== Provided records ==
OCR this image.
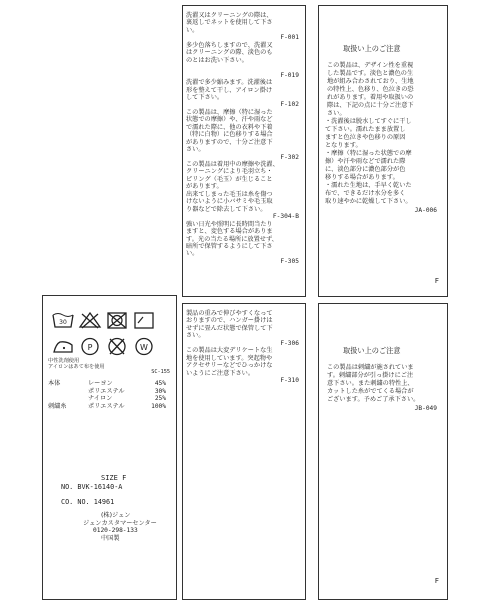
30
P	W
中性洗剤使用
アイロンはあて布を使用
SC-155
本体	レーヨン	45%
ポリエステル	30%
ナイロン	25%
刺繍糸	ポリエステル	100%
SIZE F
NO. BVK-16140-A
CO. NO. 14961
(株)ジュン
ジュンカスタマーセンター
0120-298-133
中国製
洗濯又はクリーニングの際は、
裏返しでネットを使用して下さ
い。
F-001
多少色落ちしますので、洗濯又
はクリーニングの際、淡色のも
のとはお洗い下さい。
F-019
洗濯で多少縮みます。洗濯後は
形を整えて干し、アイロン掛け
して下さい。
F-102
この製品は、摩擦（特に湿った
状態での摩擦）や、汗や雨など
で濡れた際に、他の衣料や下着
（特に白物）に色移りする場合
がありますので、十分ご注意下
さい。
F-302
この製品は着用中の摩擦や洗濯、
クリーニングにより毛羽立ち・
ピリング（毛玉）が生じること
があります。
出来てしまった毛玉は糸を傷つ
けないように小バサミや毛玉取
り器などで除去して下さい。
F-304-B
強い日光や照明に長時間当たり
ますと、変色する場合がありま
す。光の当たる場所に放置せず、
暗所で保管するようにして下さ
い。
F-305
製品の重みで伸びやすくなって
おりますので、ハンガー掛けは
せずに畳んだ状態で保管して下
さい。
F-306
この製品は大変デリケートな生
地を使用しています。突起物や
アクセサリーなどでひっかけな
いようにご注意下さい。
F-310
取扱い上のご注意
この製品は、デザイン性を重視
した製品です。淡色と濃色の生
地が組み合わされており、生地
の特性上、色移り、色泣きの恐
れがあります。着用や取扱いの
際は、下記の点に十分ご注意下
さい。
・洗濯後は脱水してすぐに干し
て下さい。濡れたまま放置し
ますと色泣きや色移りの原因
となります。
・摩擦（特に湿った状態での摩
擦）や汗や雨などで濡れた際
に、淡色部分に濃色部分が色
移りする場合があります。
・濡れた生地は、手早く乾いた
布で、できるだけ水分を多く
取り速やかに乾燥して下さい。
JA-006
F
取扱い上のご注意
この製品は刺繍が施されていま
す。刺繍部分が引っ掛けにご注
意下さい。また刺繍の特性上、
カットした糸がでてくる場合が
ございます。予めご了承下さい。
JB-049
F
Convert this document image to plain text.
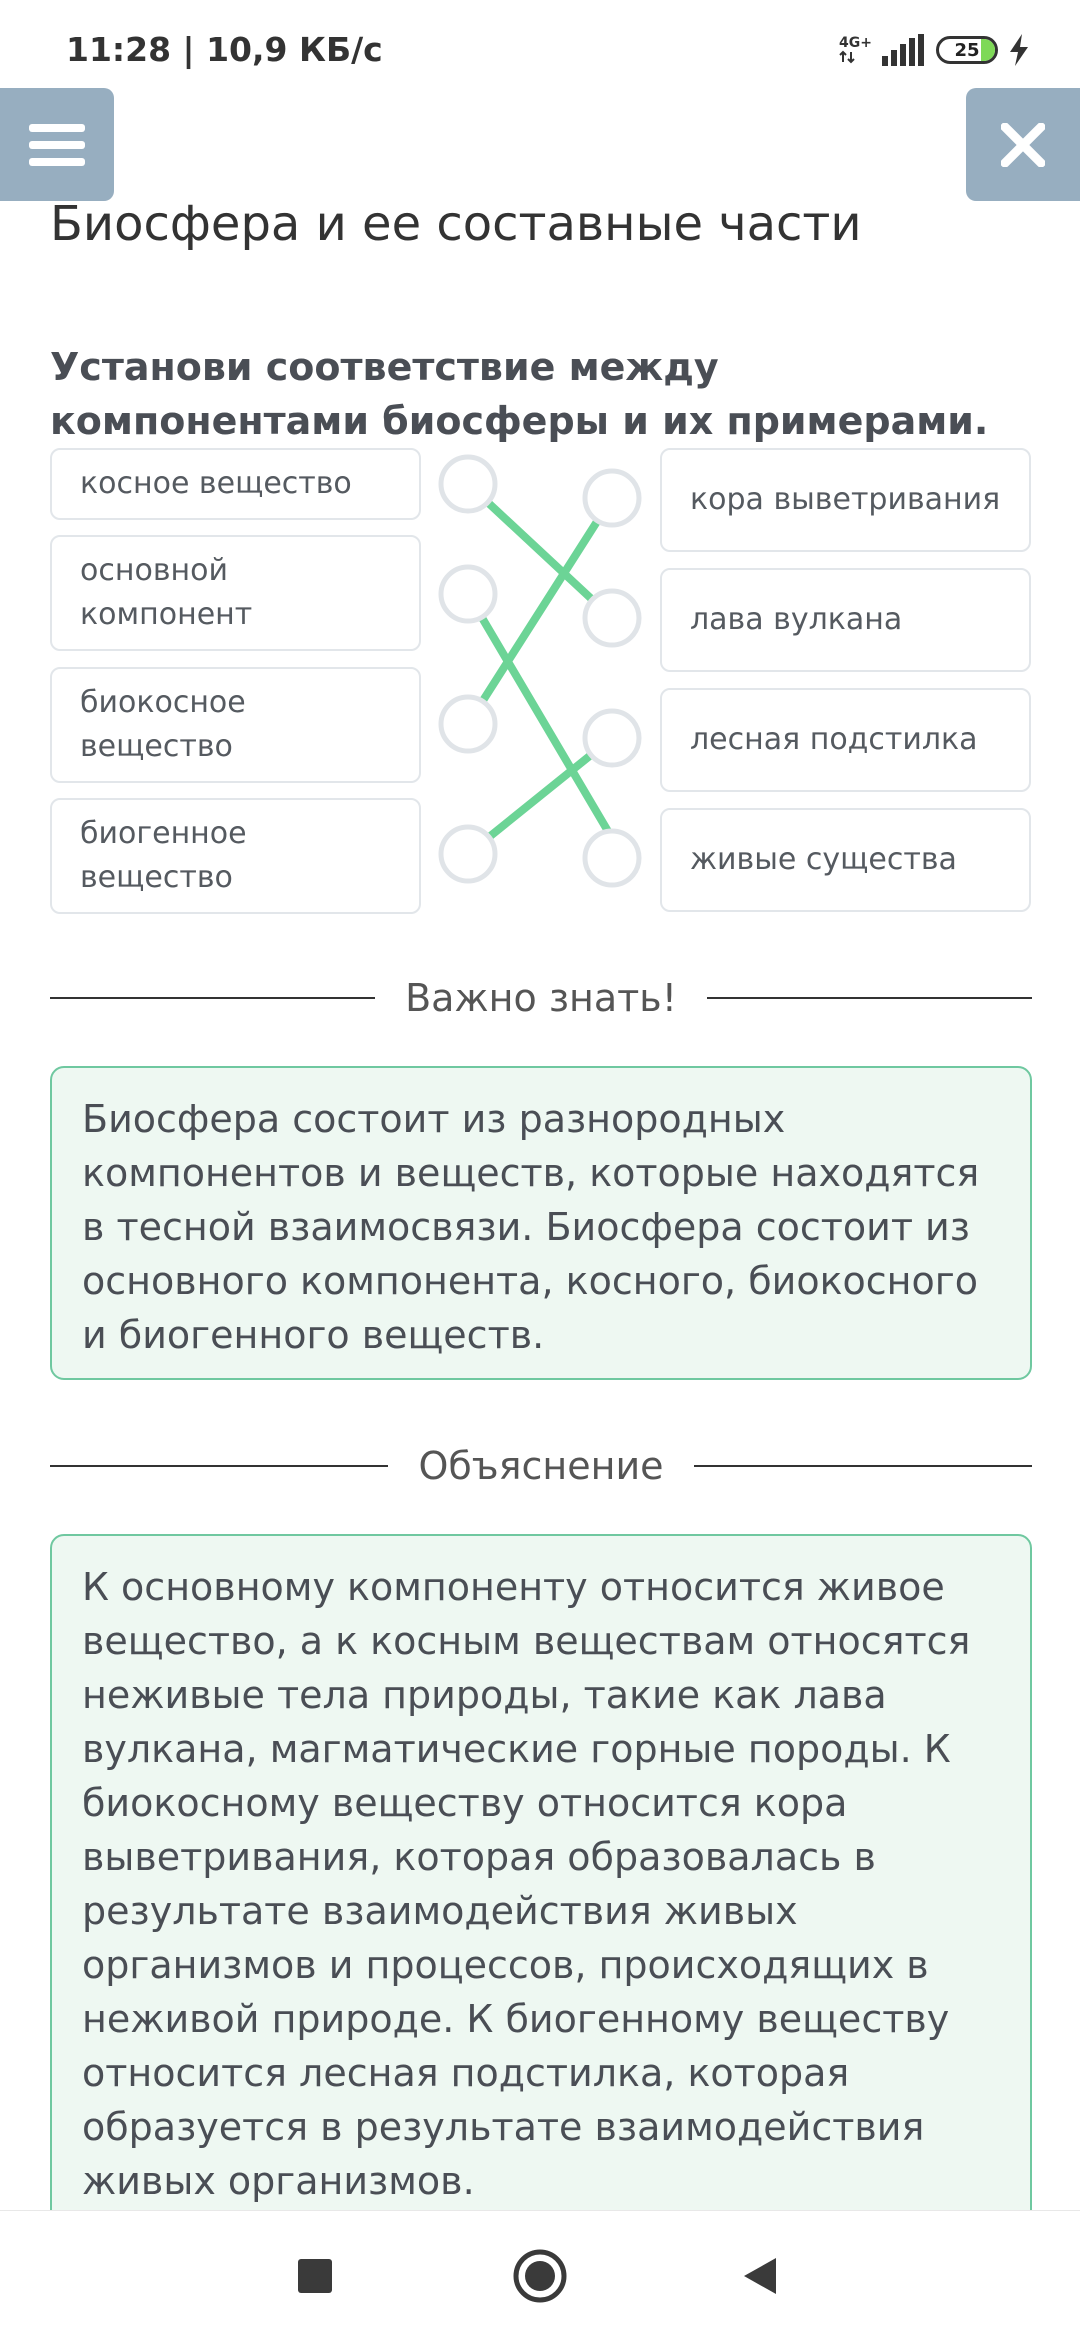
11:28 | 10,9 КБ/с	4G+	25
Биосфера и ее составные части

Установи соответствие между компонентами биосферы и их примерами.

косное вещество
основной компонент
биокосное вещество
биогенное вещество
кора выветривания
лава вулкана
лесная подстилка
живые существа
Важно знать!
Биосфера состоит из разнородных компонентов и веществ, которые находятся в тесной взаимосвязи. Биосфера состоит из основного компонента, косного, биокосного и биогенного веществ.
Объяснение
К основному компоненту относится живое вещество, а к косным веществам относятся неживые тела природы, такие как лава вулкана, магматические горные породы. К биокосному веществу относится кора выветривания, которая образовалась в результате взаимодействия живых организмов и процессов, происходящих в неживой природе. К биогенному веществу относится лесная подстилка, которая образуется в результате взаимодействия живых организмов.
===
- [What is expected] Please list every line of the records that contains "кора".

- [Complete answer]
кора выветривания
К основному компоненту относится живое вещество, а к косным веществам относятся неживые тела природы, такие как лава вулкана, магматические горные породы. К биокосному веществу относится кора выветривания, которая образовалась в результате взаимодействия живых организмов и процессов, происходящих в неживой природе. К биогенному веществу относится лесная подстилка, которая образуется в результате взаимодействия живых организмов.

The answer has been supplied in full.